→ **DATA SHOWN**
::::
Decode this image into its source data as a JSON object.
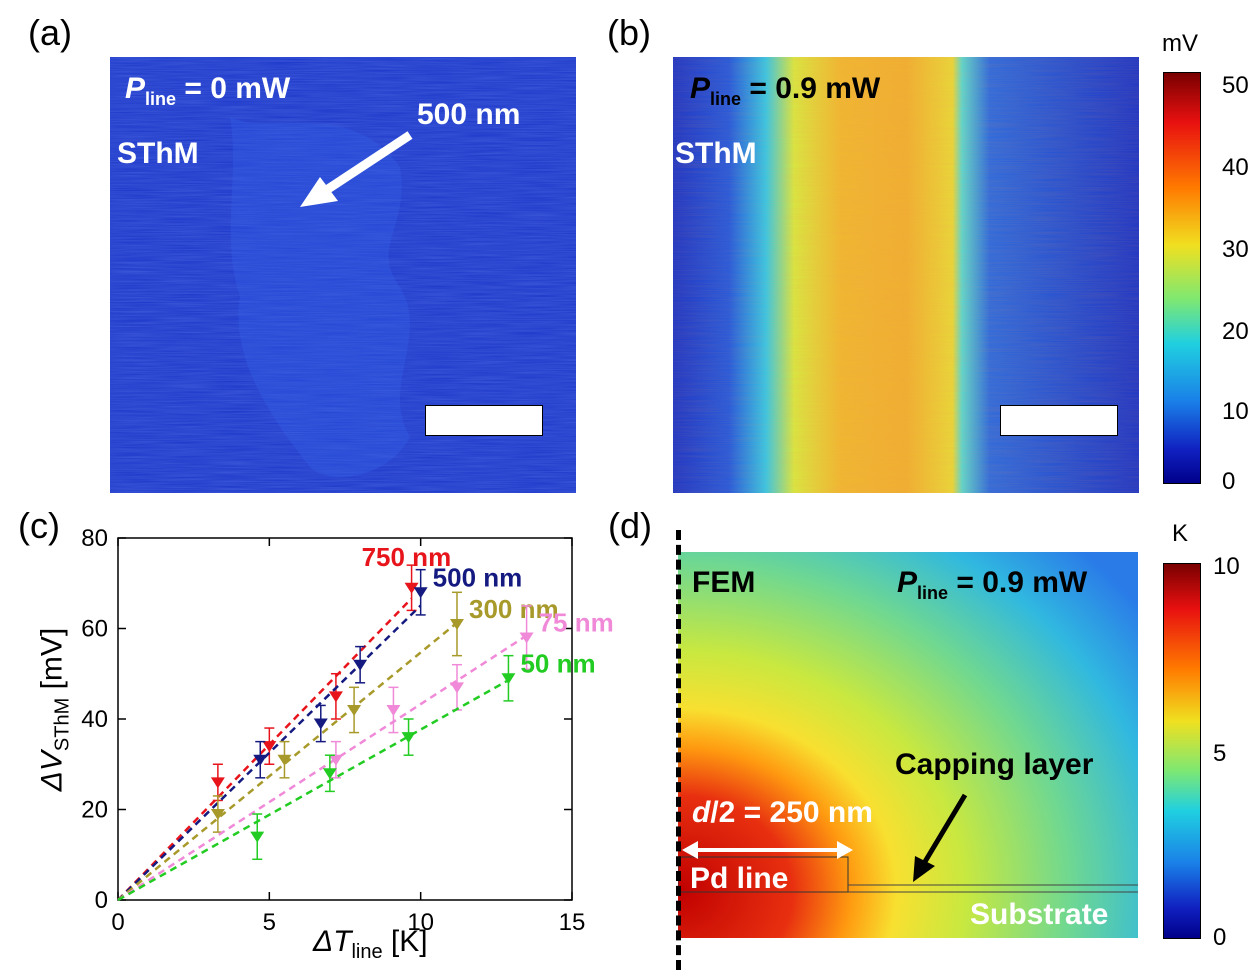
{
  "panels": {
    "a": {
      "label": "(a)",
      "power_var": "P",
      "power_sub": "line",
      "power_value": " = 0 mW",
      "method": "SThM",
      "annotation": "500 nm"
    },
    "b": {
      "label": "(b)",
      "power_var": "P",
      "power_sub": "line",
      "power_value": " = 0.9 mW",
      "method": "SThM"
    },
    "colorbar_top": {
      "unit": "mV",
      "ticks": [
        "50",
        "40",
        "30",
        "20",
        "10",
        "0"
      ]
    },
    "c": {
      "label": "(c)"
    },
    "d": {
      "label": "(d)",
      "method": "FEM",
      "power_var": "P",
      "power_sub": "line",
      "power_value": " = 0.9 mW",
      "capping": "Capping layer",
      "dim_var": "d",
      "dim_value": "/2 = 250 nm",
      "pd_line": "Pd line",
      "substrate": "Substrate"
    },
    "colorbar_bottom": {
      "unit": "K",
      "ticks": [
        "10",
        "5",
        "0"
      ]
    }
  },
  "colors": {
    "map_blue": "#1a3fd0",
    "series_750": "#e8141b",
    "series_500": "#141a80",
    "series_300": "#a89a2a",
    "series_75": "#f08ad8",
    "series_50": "#22cc22"
  },
  "chart_data": {
    "type": "scatter",
    "xlabel_var": "ΔT",
    "xlabel_sub": "line",
    "xlabel_unit": " [K]",
    "ylabel_var": "ΔV",
    "ylabel_sub": "SThM",
    "ylabel_unit": " [mV]",
    "xlim": [
      0,
      15
    ],
    "ylim": [
      0,
      80
    ],
    "xticks": [
      0,
      5,
      10,
      15
    ],
    "yticks": [
      0,
      20,
      40,
      60,
      80
    ],
    "fit_lines": "dashed, through origin",
    "series": [
      {
        "name": "750 nm",
        "color": "#e8141b",
        "x": [
          3.3,
          5.0,
          7.2,
          9.7
        ],
        "y": [
          26,
          34,
          45,
          69
        ],
        "err": [
          4,
          4,
          5,
          5
        ]
      },
      {
        "name": "500 nm",
        "color": "#141a80",
        "x": [
          4.7,
          6.7,
          8.0,
          10.0
        ],
        "y": [
          31,
          39,
          52,
          68
        ],
        "err": [
          4,
          4,
          4,
          5
        ]
      },
      {
        "name": "300 nm",
        "color": "#a89a2a",
        "x": [
          3.3,
          5.5,
          7.8,
          11.2
        ],
        "y": [
          19,
          31,
          42,
          61
        ],
        "err": [
          4,
          4,
          5,
          7
        ]
      },
      {
        "name": "75 nm",
        "color": "#f08ad8",
        "x": [
          7.2,
          9.1,
          11.2,
          13.5
        ],
        "y": [
          31,
          42,
          47,
          58
        ],
        "err": [
          4,
          5,
          5,
          7
        ]
      },
      {
        "name": "50 nm",
        "color": "#22cc22",
        "x": [
          4.6,
          7.0,
          9.6,
          12.9
        ],
        "y": [
          14,
          28,
          36,
          49
        ],
        "err": [
          5,
          4,
          4,
          5
        ]
      }
    ]
  }
}
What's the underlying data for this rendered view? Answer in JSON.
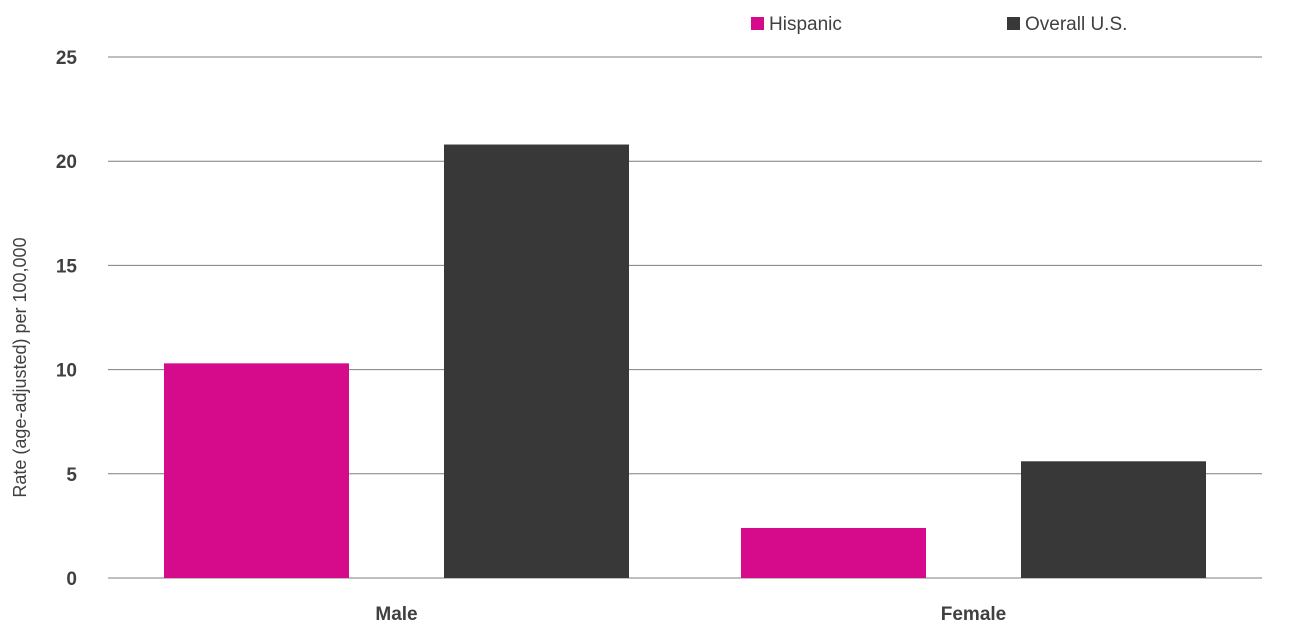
{
  "chart_data": {
    "type": "bar",
    "categories": [
      "Male",
      "Female"
    ],
    "series": [
      {
        "name": "Hispanic",
        "values": [
          10.3,
          2.4
        ],
        "color": "#D60B8C"
      },
      {
        "name": "Overall U.S.",
        "values": [
          20.8,
          5.6
        ],
        "color": "#383838"
      }
    ],
    "title": "",
    "xlabel": "",
    "ylabel": "Rate (age-adjusted) per 100,000",
    "ylim": [
      0,
      25
    ],
    "yticks": [
      0,
      5,
      10,
      15,
      20,
      25
    ],
    "grid": true,
    "legend_position": "top-right"
  }
}
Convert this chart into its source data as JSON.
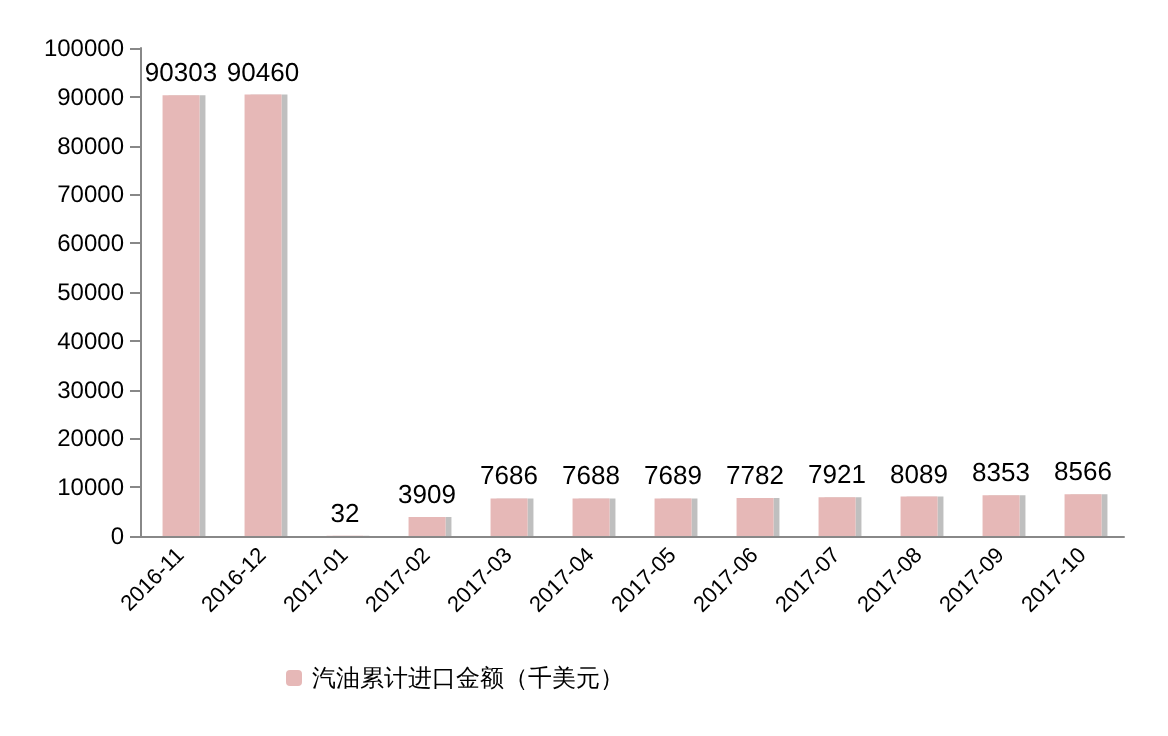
{
  "chart_data": {
    "type": "bar",
    "categories": [
      "2016-11",
      "2016-12",
      "2017-01",
      "2017-02",
      "2017-03",
      "2017-04",
      "2017-05",
      "2017-06",
      "2017-07",
      "2017-08",
      "2017-09",
      "2017-10"
    ],
    "series": [
      {
        "name": "汽油累计进口金额（千美元）",
        "color": "#e6b8b7",
        "values": [
          90303,
          90460,
          32,
          3909,
          7686,
          7688,
          7689,
          7782,
          7921,
          8089,
          8353,
          8566
        ]
      }
    ],
    "ylim": [
      0,
      100000
    ],
    "yticks": [
      0,
      10000,
      20000,
      30000,
      40000,
      50000,
      60000,
      70000,
      80000,
      90000,
      100000
    ],
    "grid": false,
    "legend": "bottom",
    "data_labels": true
  }
}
::::
→ **PROBLEM**
Copy every line of the data exactly as written, excluding the pictures.

→ **FULL ANSWER**
Decode this image into its source data as a JSON object.
{
  "panels": {
    "a": {
      "label": "(a)",
      "power_var": "P",
      "power_sub": "line",
      "power_value": " = 0 mW",
      "method": "SThM",
      "annotation": "500 nm"
    },
    "b": {
      "label": "(b)",
      "power_var": "P",
      "power_sub": "line",
      "power_value": " = 0.9 mW",
      "method": "SThM"
    },
    "colorbar_top": {
      "unit": "mV",
      "ticks": [
        "50",
        "40",
        "30",
        "20",
        "10",
        "0"
      ]
    },
    "c": {
      "label": "(c)"
    },
    "d": {
      "label": "(d)",
      "method": "FEM",
      "power_var": "P",
      "power_sub": "line",
      "power_value": " = 0.9 mW",
      "capping": "Capping layer",
      "dim_var": "d",
      "dim_value": "/2 = 250 nm",
      "pd_line": "Pd line",
      "substrate": "Substrate"
    },
    "colorbar_bottom": {
      "unit": "K",
      "ticks": [
        "10",
        "5",
        "0"
      ]
    }
  },
  "colors": {
    "map_blue": "#1a3fd0",
    "series_750": "#e8141b",
    "series_500": "#141a80",
    "series_300": "#a89a2a",
    "series_75": "#f08ad8",
    "series_50": "#22cc22"
  },
  "chart_data": {
    "type": "scatter",
    "xlabel_var": "ΔT",
    "xlabel_sub": "line",
    "xlabel_unit": " [K]",
    "ylabel_var": "ΔV",
    "ylabel_sub": "SThM",
    "ylabel_unit": " [mV]",
    "xlim": [
      0,
      15
    ],
    "ylim": [
      0,
      80
    ],
    "xticks": [
      0,
      5,
      10,
      15
    ],
    "yticks": [
      0,
      20,
      40,
      60,
      80
    ],
    "fit_lines": "dashed, through origin",
    "series": [
      {
        "name": "750 nm",
        "color": "#e8141b",
        "x": [
          3.3,
          5.0,
          7.2,
          9.7
        ],
        "y": [
          26,
          34,
          45,
          69
        ],
        "err": [
          4,
          4,
          5,
          5
        ]
      },
      {
        "name": "500 nm",
        "color": "#141a80",
        "x": [
          4.7,
          6.7,
          8.0,
          10.0
        ],
        "y": [
          31,
          39,
          52,
          68
        ],
        "err": [
          4,
          4,
          4,
          5
        ]
      },
      {
        "name": "300 nm",
        "color": "#a89a2a",
        "x": [
          3.3,
          5.5,
          7.8,
          11.2
        ],
        "y": [
          19,
          31,
          42,
          61
        ],
        "err": [
          4,
          4,
          5,
          7
        ]
      },
      {
        "name": "75 nm",
        "color": "#f08ad8",
        "x": [
          7.2,
          9.1,
          11.2,
          13.5
        ],
        "y": [
          31,
          42,
          47,
          58
        ],
        "err": [
          4,
          5,
          5,
          7
        ]
      },
      {
        "name": "50 nm",
        "color": "#22cc22",
        "x": [
          4.6,
          7.0,
          9.6,
          12.9
        ],
        "y": [
          14,
          28,
          36,
          49
        ],
        "err": [
          5,
          4,
          4,
          5
        ]
      }
    ]
  }
}
What's the underlying data for this rendered view? Answer in JSON.
{
  "chart_data": {
    "type": "bar",
    "categories": [
      "Male",
      "Female"
    ],
    "series": [
      {
        "name": "Hispanic",
        "values": [
          10.3,
          2.4
        ],
        "color": "#D60B8C"
      },
      {
        "name": "Overall U.S.",
        "values": [
          20.8,
          5.6
        ],
        "color": "#383838"
      }
    ],
    "title": "",
    "xlabel": "",
    "ylabel": "Rate (age-adjusted) per 100,000",
    "ylim": [
      0,
      25
    ],
    "yticks": [
      0,
      5,
      10,
      15,
      20,
      25
    ],
    "grid": true,
    "legend_position": "top-right"
  }
}
Convert this chart into its source data as JSON.
{
  "chart_data": {
    "type": "bar",
    "categories": [
      "2016-11",
      "2016-12",
      "2017-01",
      "2017-02",
      "2017-03",
      "2017-04",
      "2017-05",
      "2017-06",
      "2017-07",
      "2017-08",
      "2017-09",
      "2017-10"
    ],
    "series": [
      {
        "name": "汽油累计进口金额（千美元）",
        "color": "#e6b8b7",
        "values": [
          90303,
          90460,
          32,
          3909,
          7686,
          7688,
          7689,
          7782,
          7921,
          8089,
          8353,
          8566
        ]
      }
    ],
    "ylim": [
      0,
      100000
    ],
    "yticks": [
      0,
      10000,
      20000,
      30000,
      40000,
      50000,
      60000,
      70000,
      80000,
      90000,
      100000
    ],
    "grid": false,
    "legend": "bottom",
    "data_labels": true
  }
}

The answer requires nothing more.